=== Material to process ===
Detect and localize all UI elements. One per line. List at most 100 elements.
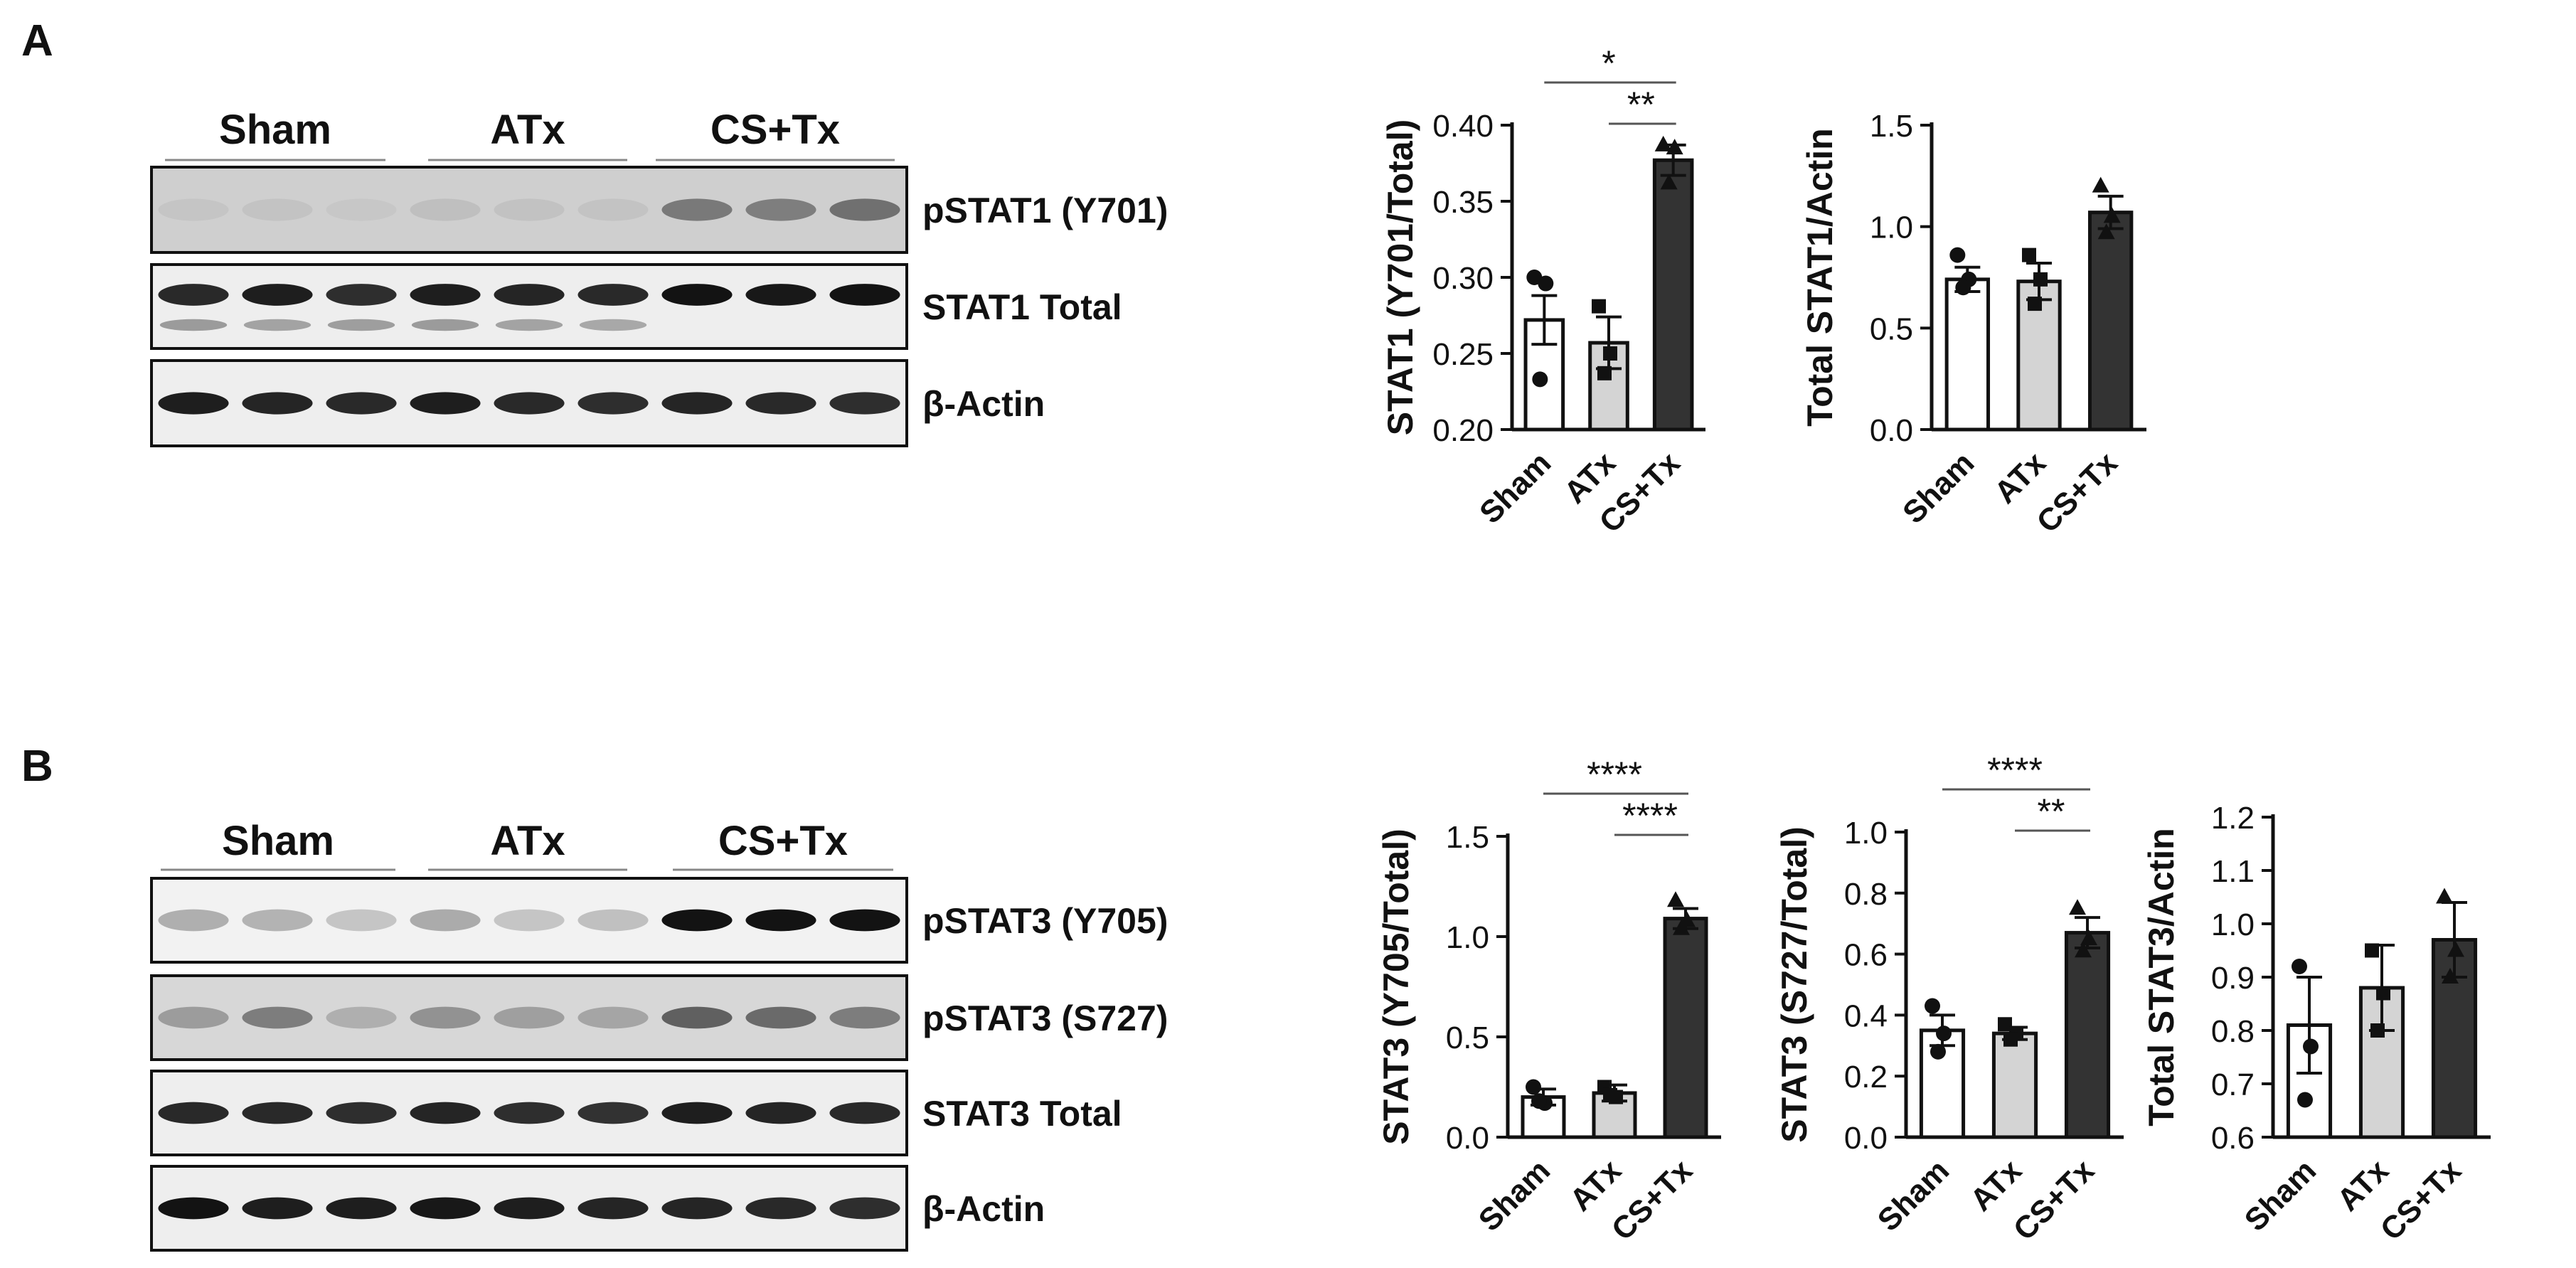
blot-band [661,1006,733,1029]
y-axis-label: STAT3 (S727/Total) [1774,826,1814,1143]
x-tick-label: CS+Tx [1605,1153,1700,1247]
y-tick-label: 0.25 [1432,337,1494,372]
blot-band-lower [579,319,647,331]
x-tick-label: ATx [1964,1153,2028,1218]
x-tick-label: Sham [1896,445,1981,530]
blot-band [661,909,733,932]
blot-band [661,1102,733,1124]
blot-band [410,1197,481,1220]
x-tick-label: ATx [1988,445,2053,510]
blot-group-label: CS+Tx [718,818,848,864]
data-point [2436,888,2453,904]
data-point [1949,247,1966,263]
blot-group-label: Sham [219,107,331,153]
data-point [1930,1043,1946,1060]
bar [1991,1031,2038,1139]
significance-label: ** [1627,85,1655,124]
blot-band-lower [327,319,395,331]
y-tick-label: 0.0 [1446,1121,1489,1156]
data-point [1526,1079,1541,1095]
blot-band [578,909,649,932]
blot-band [745,1102,816,1124]
blot-band [242,1006,313,1029]
data-point [2365,943,2379,958]
blot-band [158,1006,229,1029]
panel-letter-b: B [21,742,53,791]
blot-band [829,1006,900,1029]
blot-band [661,284,733,306]
blot-band [829,909,900,932]
blot-band [242,909,313,932]
data-point [1654,135,1672,151]
y-tick-label: 1.0 [1446,920,1489,955]
blot-band [745,392,816,415]
blot-band [326,1197,397,1220]
blot-band [745,909,816,932]
blot-row: STAT3 Total [150,1070,1122,1156]
y-tick-label: 1.2 [2211,801,2255,836]
blot-band [326,284,397,306]
blot-row-label: STAT3 Total [922,1094,1122,1134]
significance-label: **** [1987,750,2043,790]
blot-band-lower [411,319,479,331]
blot-band [158,198,229,221]
blot-row: β-Actin [150,1165,1045,1252]
bar [1652,158,1694,432]
data-point [1597,366,1612,380]
y-axis-label: STAT3 (Y705/Total) [1376,829,1416,1145]
data-point [1936,1025,1952,1042]
blot-band [326,909,397,932]
blot-band [661,392,733,415]
blot-band [578,1197,649,1220]
blot-row-label: pSTAT3 (Y705) [922,901,1168,941]
y-tick-label: 0.0 [1870,413,1913,448]
y-tick-label: 0.35 [1432,185,1494,220]
y-tick-label: 0.9 [2211,961,2255,996]
blot-band [410,909,481,932]
blot-row-label: STAT1 Total [922,287,1122,327]
blot-band [494,198,565,221]
blot-band [242,1102,313,1124]
data-point [2097,223,2115,240]
x-tick-label: Sham [1871,1153,1956,1237]
blot-band [410,1006,481,1029]
data-point [2092,176,2109,193]
y-tick-label: 1.0 [1870,211,1913,245]
y-tick-label: 0.8 [2211,1014,2255,1049]
x-tick-label: CS+Tx [2007,1153,2102,1247]
data-point [1660,174,1678,190]
significance-label: ** [2038,792,2065,831]
blot-band [410,1102,481,1124]
blot-band [242,392,313,415]
blot-band [158,1197,229,1220]
x-tick-label: CS+Tx [2030,445,2124,540]
data-point [2069,899,2086,915]
blot-band [242,198,313,221]
panel-letter-a: A [21,16,53,65]
y-tick-label: 0.8 [1844,877,1888,912]
blot-band [326,392,397,415]
blot-band [578,1102,649,1124]
blot-band [494,1197,565,1220]
bar [2064,931,2111,1139]
blot-row: pSTAT3 (Y705) [150,877,1168,964]
blot-band [326,1102,397,1124]
significance-label: **** [1622,796,1678,836]
y-axis-label: Total STAT1/Actin [1800,128,1840,426]
data-point [2303,1038,2319,1055]
y-tick-label: 0.4 [1844,998,1888,1033]
y-tick-label: 0.6 [1844,938,1888,973]
y-tick-label: 0.5 [1446,1021,1489,1055]
blot-band [745,1006,816,1029]
data-point [2022,247,2036,262]
data-point [2080,929,2097,946]
y-tick-label: 0.20 [1432,413,1494,448]
x-tick-label: CS+Tx [2374,1153,2469,1247]
blot-band [494,909,565,932]
blot-group-label: ATx [490,818,565,864]
data-point [1592,299,1606,314]
data-point [2442,968,2459,984]
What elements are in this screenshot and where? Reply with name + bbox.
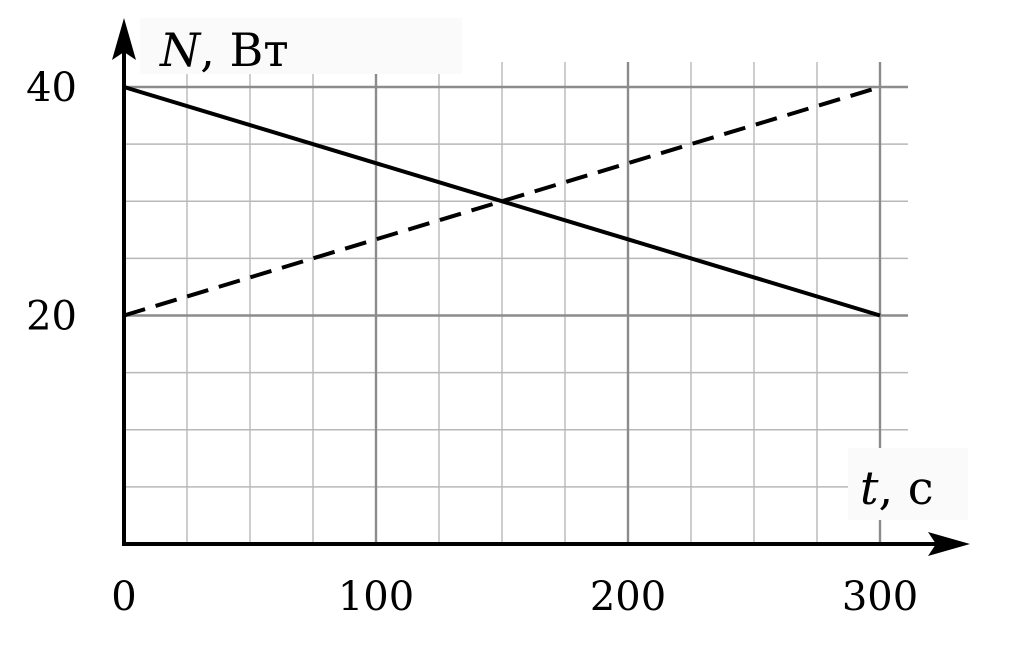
y-axis-label-variable: N bbox=[159, 23, 202, 77]
grid-major bbox=[124, 62, 908, 544]
x-tick-label: 200 bbox=[590, 574, 666, 620]
x-tick-label: 100 bbox=[338, 574, 414, 620]
tick-labels: 0 100 200 300 20 40 bbox=[26, 65, 918, 620]
y-tick-label: 40 bbox=[26, 65, 77, 111]
series-layer bbox=[123, 85, 881, 318]
y-axis-label-unit: , Вт bbox=[200, 23, 289, 77]
x-axis-arrow-icon bbox=[928, 532, 970, 556]
series-line-solid bbox=[123, 85, 881, 318]
y-axis-label-background bbox=[140, 18, 462, 74]
x-tick-label: 0 bbox=[111, 574, 136, 620]
x-axis-label-unit: , с bbox=[879, 461, 934, 515]
x-axis-label-variable: t bbox=[860, 461, 879, 515]
x-axis-label: t, с bbox=[860, 461, 934, 515]
y-axis-arrow-icon bbox=[112, 18, 136, 60]
y-tick-label: 20 bbox=[26, 294, 77, 340]
y-axis-label: N, Вт bbox=[159, 23, 289, 77]
grid-minor bbox=[124, 62, 908, 544]
x-axis-label-background bbox=[848, 448, 968, 520]
x-tick-label: 300 bbox=[842, 574, 918, 620]
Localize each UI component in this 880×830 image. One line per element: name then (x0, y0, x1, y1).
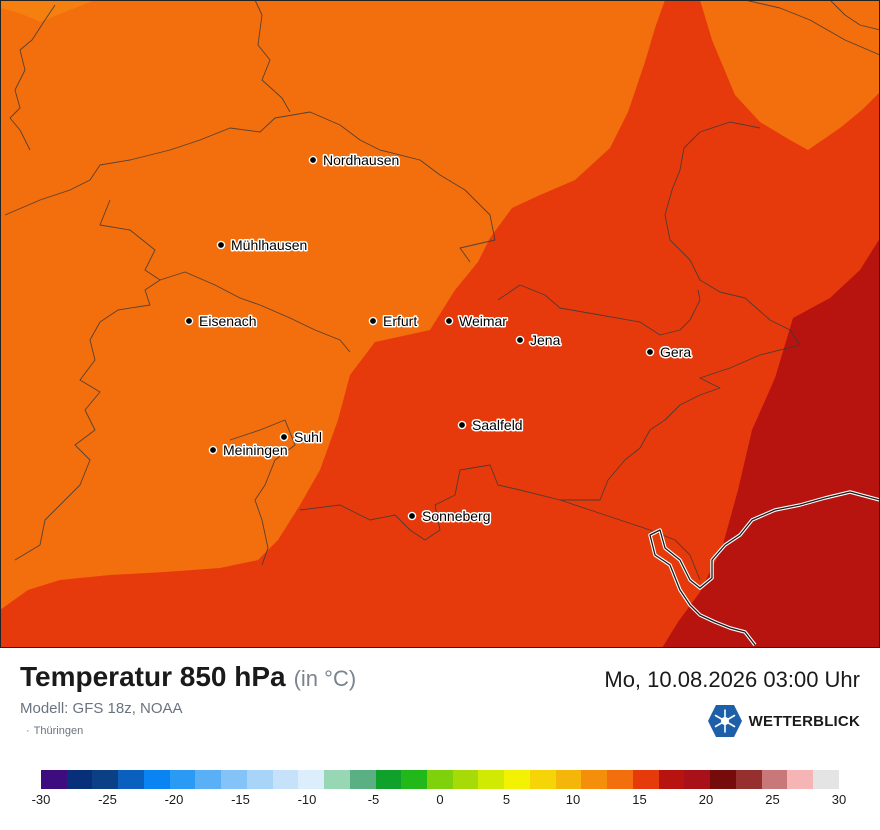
scale-tick-label: 0 (436, 792, 444, 807)
city-meiningen[interactable]: Meiningen (208, 441, 289, 460)
scale-tick-label: -10 (297, 792, 317, 807)
scale-swatch (504, 770, 530, 789)
city-label: Gera (660, 344, 691, 360)
scale-swatch (632, 770, 659, 789)
scale-swatch (427, 770, 453, 789)
scale-swatch (195, 770, 222, 789)
scale-tick-label: 25 (765, 792, 780, 807)
scale-swatch (529, 770, 556, 789)
map-title: Temperatur 850 hPa (in °C) (20, 661, 356, 693)
region-label: · Thüringen (26, 725, 83, 737)
model-info: Modell: GFS 18z, NOAA (20, 700, 183, 717)
region-bullet-icon: · (26, 725, 30, 737)
scale-swatch (118, 770, 144, 789)
city-sonneberg[interactable]: Sonneberg (407, 507, 492, 526)
city-saalfeld[interactable]: Saalfeld (457, 416, 524, 435)
city-dot-icon (308, 155, 318, 165)
scale-tick-label: 15 (632, 792, 647, 807)
city-label: Mühlhausen (231, 237, 307, 253)
city-label: Saalfeld (472, 417, 523, 433)
scale-swatch (607, 770, 633, 789)
scale-tick-label: 5 (502, 792, 511, 807)
city-dot-icon (645, 347, 655, 357)
scale-tick-label: -20 (164, 792, 184, 807)
scale-swatch (246, 770, 273, 789)
city-dot-icon (457, 420, 467, 430)
scale-swatch (478, 770, 505, 789)
city-suhl[interactable]: Suhl (279, 428, 324, 447)
scale-swatch (41, 770, 67, 789)
city-dot-icon (208, 445, 218, 455)
scale-tick-label: -30 (31, 792, 51, 807)
city-label: Eisenach (199, 313, 257, 329)
scale-swatch (658, 770, 685, 789)
city-label: Nordhausen (323, 152, 399, 168)
scale-tick-label: 10 (565, 792, 581, 807)
scale-swatch (298, 770, 325, 789)
region-text: Thüringen (33, 725, 84, 737)
scale-swatch (761, 770, 788, 789)
brand-logo[interactable]: WETTERBLICK (707, 704, 860, 738)
scale-swatch (735, 770, 762, 789)
temperature-map[interactable]: Nordhausen Mühlhausen Eisenach Erfurt Weimar… (0, 0, 880, 648)
brand-name: WETTERBLICK (748, 712, 860, 730)
scale-swatch (92, 770, 119, 789)
scale-swatch (813, 770, 839, 789)
scale-swatch (452, 770, 479, 789)
scale-swatch (324, 770, 350, 789)
city-dot-icon (279, 432, 289, 442)
city-dot-icon (368, 316, 378, 326)
scale-swatch (143, 770, 170, 789)
district-boundaries (4, 0, 880, 581)
city-jena[interactable]: Jena (515, 331, 562, 350)
title-text: Temperatur 850 hPa (20, 661, 286, 692)
city-label: Jena (530, 332, 561, 348)
scale-swatch (221, 770, 247, 789)
scale-swatch (787, 770, 814, 789)
city-dot-icon (515, 335, 525, 345)
scale-swatch (272, 770, 299, 789)
city-label: Suhl (294, 429, 322, 445)
city-dot-icon (216, 240, 226, 250)
scale-tick-label: -15 (231, 792, 250, 807)
national-border (648, 490, 880, 647)
scale-swatch (375, 770, 402, 789)
scale-swatch (710, 770, 736, 789)
scale-tick-label: -5 (367, 792, 380, 807)
city-eisenach[interactable]: Eisenach (184, 312, 258, 331)
city-label: Meiningen (223, 442, 288, 458)
snowflake-sun-icon (707, 705, 742, 737)
title-unit: (in °C) (293, 666, 357, 691)
scale-swatch (581, 770, 608, 789)
city-weimar[interactable]: Weimar (444, 312, 509, 331)
temp-zone-medium (0, 0, 880, 648)
map-footer: Temperatur 850 hPa (in °C) Modell: GFS 18… (0, 648, 880, 830)
scale-swatch (66, 770, 93, 789)
temp-zone-dark (662, 238, 880, 648)
temperature-color-scale (41, 770, 839, 789)
scale-swatch (349, 770, 376, 789)
scale-swatch (555, 770, 582, 789)
city-label: Erfurt (383, 313, 417, 329)
city-dot-icon (184, 316, 194, 326)
city-markers: Nordhausen Mühlhausen Eisenach Erfurt Weimar… (184, 151, 693, 526)
scale-tick-label: 30 (831, 792, 847, 807)
temp-zone-lighter-patch (0, 0, 95, 22)
scale-swatch (401, 770, 428, 789)
city-erfurt[interactable]: Erfurt (368, 312, 419, 331)
city-gera[interactable]: Gera (645, 343, 693, 362)
scale-tick-label: 20 (698, 792, 714, 807)
city-dot-icon (407, 511, 417, 521)
forecast-datetime: Mo, 10.08.2026 03:00 Uhr (604, 667, 860, 692)
city-label: Weimar (459, 313, 507, 329)
city-dot-icon (444, 316, 454, 326)
scale-swatch (169, 770, 196, 789)
city-label: Sonneberg (422, 508, 491, 524)
city-mühlhausen[interactable]: Mühlhausen (216, 236, 309, 255)
color-scale-ticks: -30 -25 -20 -15 -10 -5 0 5 10 15 20 25 30 (32, 792, 847, 810)
scale-tick-label: -25 (98, 792, 117, 807)
scale-swatch (684, 770, 711, 789)
city-nordhausen[interactable]: Nordhausen (308, 151, 401, 170)
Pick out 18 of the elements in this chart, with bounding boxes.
===
Copy out the lines of the records word for word, starting at the line that contains "scale-tick-label: 0 (436, 792, 444, 807)" and ending at the line that contains "city-dot-icon (308, 155, 318, 165)".

scale-tick-label: 0 (436, 792, 444, 807)
city-meiningen[interactable]: Meiningen (208, 441, 289, 460)
scale-tick-label: -10 (297, 792, 317, 807)
scale-swatch (504, 770, 530, 789)
city-label: Gera (660, 344, 691, 360)
scale-swatch (632, 770, 659, 789)
scale-swatch (427, 770, 453, 789)
scale-swatch (195, 770, 222, 789)
scale-tick-label: 25 (765, 792, 780, 807)
scale-swatch (529, 770, 556, 789)
map-title: Temperatur 850 hPa (in °C) (20, 661, 356, 693)
region-label: · Thüringen (26, 725, 83, 737)
model-info: Modell: GFS 18z, NOAA (20, 700, 183, 717)
region-bullet-icon: · (26, 725, 30, 737)
scale-swatch (118, 770, 144, 789)
city-sonneberg[interactable]: Sonneberg (407, 507, 492, 526)
city-saalfeld[interactable]: Saalfeld (457, 416, 524, 435)
city-dot-icon (308, 155, 318, 165)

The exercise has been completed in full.